Repeat every line of the material, character for character.

-- Start EXERCISE DATA --

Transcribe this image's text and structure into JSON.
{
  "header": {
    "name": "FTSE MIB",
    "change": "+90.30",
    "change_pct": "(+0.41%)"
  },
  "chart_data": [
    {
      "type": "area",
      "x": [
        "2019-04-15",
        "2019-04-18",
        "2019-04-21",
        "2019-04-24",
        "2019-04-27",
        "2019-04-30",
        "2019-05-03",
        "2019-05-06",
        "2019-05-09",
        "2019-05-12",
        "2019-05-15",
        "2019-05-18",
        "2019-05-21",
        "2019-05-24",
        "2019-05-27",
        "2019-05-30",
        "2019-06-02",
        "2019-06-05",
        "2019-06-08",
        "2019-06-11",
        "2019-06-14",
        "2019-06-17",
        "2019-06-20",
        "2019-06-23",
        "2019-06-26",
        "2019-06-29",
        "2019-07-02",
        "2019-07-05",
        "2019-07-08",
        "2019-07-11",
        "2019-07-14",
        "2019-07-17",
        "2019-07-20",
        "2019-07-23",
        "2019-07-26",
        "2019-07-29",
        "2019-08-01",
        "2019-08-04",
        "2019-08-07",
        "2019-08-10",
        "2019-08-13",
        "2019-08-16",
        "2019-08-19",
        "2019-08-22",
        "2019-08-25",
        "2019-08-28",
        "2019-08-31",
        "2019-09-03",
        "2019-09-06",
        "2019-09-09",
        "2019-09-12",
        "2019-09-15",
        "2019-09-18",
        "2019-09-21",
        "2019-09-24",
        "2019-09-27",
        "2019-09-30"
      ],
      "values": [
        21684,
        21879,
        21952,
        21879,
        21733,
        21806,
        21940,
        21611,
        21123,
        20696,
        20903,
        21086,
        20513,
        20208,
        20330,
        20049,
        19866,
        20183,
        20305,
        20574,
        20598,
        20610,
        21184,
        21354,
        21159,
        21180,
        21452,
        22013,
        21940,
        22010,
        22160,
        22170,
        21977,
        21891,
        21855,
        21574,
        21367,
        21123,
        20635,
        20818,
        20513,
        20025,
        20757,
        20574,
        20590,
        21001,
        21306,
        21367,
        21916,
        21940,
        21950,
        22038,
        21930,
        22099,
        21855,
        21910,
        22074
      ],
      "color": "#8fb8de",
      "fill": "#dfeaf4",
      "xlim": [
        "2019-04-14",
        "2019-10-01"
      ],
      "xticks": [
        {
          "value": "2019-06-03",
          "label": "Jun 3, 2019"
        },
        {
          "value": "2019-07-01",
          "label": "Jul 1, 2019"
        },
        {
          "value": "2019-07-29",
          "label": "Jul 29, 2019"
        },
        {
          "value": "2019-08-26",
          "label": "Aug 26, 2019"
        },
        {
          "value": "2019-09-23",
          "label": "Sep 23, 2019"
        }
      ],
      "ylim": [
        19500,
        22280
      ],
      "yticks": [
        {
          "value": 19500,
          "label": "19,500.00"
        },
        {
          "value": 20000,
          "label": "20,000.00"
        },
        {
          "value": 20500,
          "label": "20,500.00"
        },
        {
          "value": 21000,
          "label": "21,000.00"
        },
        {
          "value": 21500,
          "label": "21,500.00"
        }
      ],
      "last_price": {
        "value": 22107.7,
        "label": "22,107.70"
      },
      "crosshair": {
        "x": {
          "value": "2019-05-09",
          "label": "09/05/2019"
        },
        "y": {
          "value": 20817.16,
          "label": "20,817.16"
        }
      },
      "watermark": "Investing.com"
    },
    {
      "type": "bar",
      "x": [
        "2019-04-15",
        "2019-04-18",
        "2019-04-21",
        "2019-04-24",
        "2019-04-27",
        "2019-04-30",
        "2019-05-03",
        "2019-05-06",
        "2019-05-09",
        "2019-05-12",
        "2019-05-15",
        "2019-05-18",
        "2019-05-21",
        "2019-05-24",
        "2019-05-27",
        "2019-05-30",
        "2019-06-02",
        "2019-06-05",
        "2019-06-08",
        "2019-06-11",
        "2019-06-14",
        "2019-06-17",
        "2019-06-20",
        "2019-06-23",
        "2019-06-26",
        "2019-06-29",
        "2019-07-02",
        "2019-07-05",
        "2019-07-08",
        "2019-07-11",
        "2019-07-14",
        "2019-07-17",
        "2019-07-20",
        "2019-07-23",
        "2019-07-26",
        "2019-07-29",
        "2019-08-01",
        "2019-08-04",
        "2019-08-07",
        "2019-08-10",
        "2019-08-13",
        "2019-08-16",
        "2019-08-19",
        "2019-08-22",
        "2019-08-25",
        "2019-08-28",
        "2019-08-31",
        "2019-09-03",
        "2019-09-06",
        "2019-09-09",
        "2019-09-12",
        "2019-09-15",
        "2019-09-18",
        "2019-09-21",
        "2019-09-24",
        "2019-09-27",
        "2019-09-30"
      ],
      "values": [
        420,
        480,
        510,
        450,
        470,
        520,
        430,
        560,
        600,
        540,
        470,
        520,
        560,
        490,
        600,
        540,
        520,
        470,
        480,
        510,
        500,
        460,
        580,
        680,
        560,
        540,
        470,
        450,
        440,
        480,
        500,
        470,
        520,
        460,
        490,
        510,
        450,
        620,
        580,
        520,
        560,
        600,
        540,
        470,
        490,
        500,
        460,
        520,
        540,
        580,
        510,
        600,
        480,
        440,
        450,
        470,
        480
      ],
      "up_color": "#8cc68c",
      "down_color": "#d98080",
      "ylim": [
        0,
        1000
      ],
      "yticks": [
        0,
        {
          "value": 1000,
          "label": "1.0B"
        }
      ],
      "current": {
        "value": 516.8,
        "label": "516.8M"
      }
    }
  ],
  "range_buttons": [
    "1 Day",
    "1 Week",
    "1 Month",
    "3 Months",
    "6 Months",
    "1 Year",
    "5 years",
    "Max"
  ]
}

-- End EXERCISE DATA --

**CORRECT OUTPUT:**
Transcribe this image's text and structure into JSON.
{
  "header": {
    "name": "FTSE MIB",
    "change": "+90.30",
    "change_pct": "(+0.41%)"
  },
  "chart_data": [
    {
      "type": "area",
      "x": [
        "2019-04-15",
        "2019-04-18",
        "2019-04-21",
        "2019-04-24",
        "2019-04-27",
        "2019-04-30",
        "2019-05-03",
        "2019-05-06",
        "2019-05-09",
        "2019-05-12",
        "2019-05-15",
        "2019-05-18",
        "2019-05-21",
        "2019-05-24",
        "2019-05-27",
        "2019-05-30",
        "2019-06-02",
        "2019-06-05",
        "2019-06-08",
        "2019-06-11",
        "2019-06-14",
        "2019-06-17",
        "2019-06-20",
        "2019-06-23",
        "2019-06-26",
        "2019-06-29",
        "2019-07-02",
        "2019-07-05",
        "2019-07-08",
        "2019-07-11",
        "2019-07-14",
        "2019-07-17",
        "2019-07-20",
        "2019-07-23",
        "2019-07-26",
        "2019-07-29",
        "2019-08-01",
        "2019-08-04",
        "2019-08-07",
        "2019-08-10",
        "2019-08-13",
        "2019-08-16",
        "2019-08-19",
        "2019-08-22",
        "2019-08-25",
        "2019-08-28",
        "2019-08-31",
        "2019-09-03",
        "2019-09-06",
        "2019-09-09",
        "2019-09-12",
        "2019-09-15",
        "2019-09-18",
        "2019-09-21",
        "2019-09-24",
        "2019-09-27",
        "2019-09-30"
      ],
      "values": [
        21684,
        21879,
        21952,
        21879,
        21733,
        21806,
        21940,
        21611,
        21123,
        20696,
        20903,
        21086,
        20513,
        20208,
        20330,
        20049,
        19866,
        20183,
        20305,
        20574,
        20598,
        20610,
        21184,
        21354,
        21159,
        21180,
        21452,
        22013,
        21940,
        22010,
        22160,
        22170,
        21977,
        21891,
        21855,
        21574,
        21367,
        21123,
        20635,
        20818,
        20513,
        20025,
        20757,
        20574,
        20590,
        21001,
        21306,
        21367,
        21916,
        21940,
        21950,
        22038,
        21930,
        22099,
        21855,
        21910,
        22074
      ],
      "color": "#8fb8de",
      "fill": "#dfeaf4",
      "xlim": [
        "2019-04-14",
        "2019-10-01"
      ],
      "xticks": [
        {
          "value": "2019-06-03",
          "label": "Jun 3, 2019"
        },
        {
          "value": "2019-07-01",
          "label": "Jul 1, 2019"
        },
        {
          "value": "2019-07-29",
          "label": "Jul 29, 2019"
        },
        {
          "value": "2019-08-26",
          "label": "Aug 26, 2019"
        },
        {
          "value": "2019-09-23",
          "label": "Sep 23, 2019"
        }
      ],
      "ylim": [
        19500,
        22280
      ],
      "yticks": [
        {
          "value": 19500,
          "label": "19,500.00"
        },
        {
          "value": 20000,
          "label": "20,000.00"
        },
        {
          "value": 20500,
          "label": "20,500.00"
        },
        {
          "value": 21000,
          "label": "21,000.00"
        },
        {
          "value": 21500,
          "label": "21,500.00"
        }
      ],
      "last_price": {
        "value": 22107.7,
        "label": "22,107.70"
      },
      "crosshair": {
        "x": {
          "value": "2019-05-09",
          "label": "09/05/2019"
        },
        "y": {
          "value": 20817.16,
          "label": "20,817.16"
        }
      },
      "watermark": "Investing.com"
    },
    {
      "type": "bar",
      "x": [
        "2019-04-15",
        "2019-04-18",
        "2019-04-21",
        "2019-04-24",
        "2019-04-27",
        "2019-04-30",
        "2019-05-03",
        "2019-05-06",
        "2019-05-09",
        "2019-05-12",
        "2019-05-15",
        "2019-05-18",
        "2019-05-21",
        "2019-05-24",
        "2019-05-27",
        "2019-05-30",
        "2019-06-02",
        "2019-06-05",
        "2019-06-08",
        "2019-06-11",
        "2019-06-14",
        "2019-06-17",
        "2019-06-20",
        "2019-06-23",
        "2019-06-26",
        "2019-06-29",
        "2019-07-02",
        "2019-07-05",
        "2019-07-08",
        "2019-07-11",
        "2019-07-14",
        "2019-07-17",
        "2019-07-20",
        "2019-07-23",
        "2019-07-26",
        "2019-07-29",
        "2019-08-01",
        "2019-08-04",
        "2019-08-07",
        "2019-08-10",
        "2019-08-13",
        "2019-08-16",
        "2019-08-19",
        "2019-08-22",
        "2019-08-25",
        "2019-08-28",
        "2019-08-31",
        "2019-09-03",
        "2019-09-06",
        "2019-09-09",
        "2019-09-12",
        "2019-09-15",
        "2019-09-18",
        "2019-09-21",
        "2019-09-24",
        "2019-09-27",
        "2019-09-30"
      ],
      "values": [
        420,
        480,
        510,
        450,
        470,
        520,
        430,
        560,
        600,
        540,
        470,
        520,
        560,
        490,
        600,
        540,
        520,
        470,
        480,
        510,
        500,
        460,
        580,
        680,
        560,
        540,
        470,
        450,
        440,
        480,
        500,
        470,
        520,
        460,
        490,
        510,
        450,
        620,
        580,
        520,
        560,
        600,
        540,
        470,
        490,
        500,
        460,
        520,
        540,
        580,
        510,
        600,
        480,
        440,
        450,
        470,
        480
      ],
      "up_color": "#8cc68c",
      "down_color": "#d98080",
      "ylim": [
        0,
        1000
      ],
      "yticks": [
        0,
        {
          "value": 1000,
          "label": "1.0B"
        }
      ],
      "current": {
        "value": 516.8,
        "label": "516.8M"
      }
    }
  ],
  "range_buttons": [
    "1 Day",
    "1 Week",
    "1 Month",
    "3 Months",
    "6 Months",
    "1 Year",
    "5 years",
    "Max"
  ]
}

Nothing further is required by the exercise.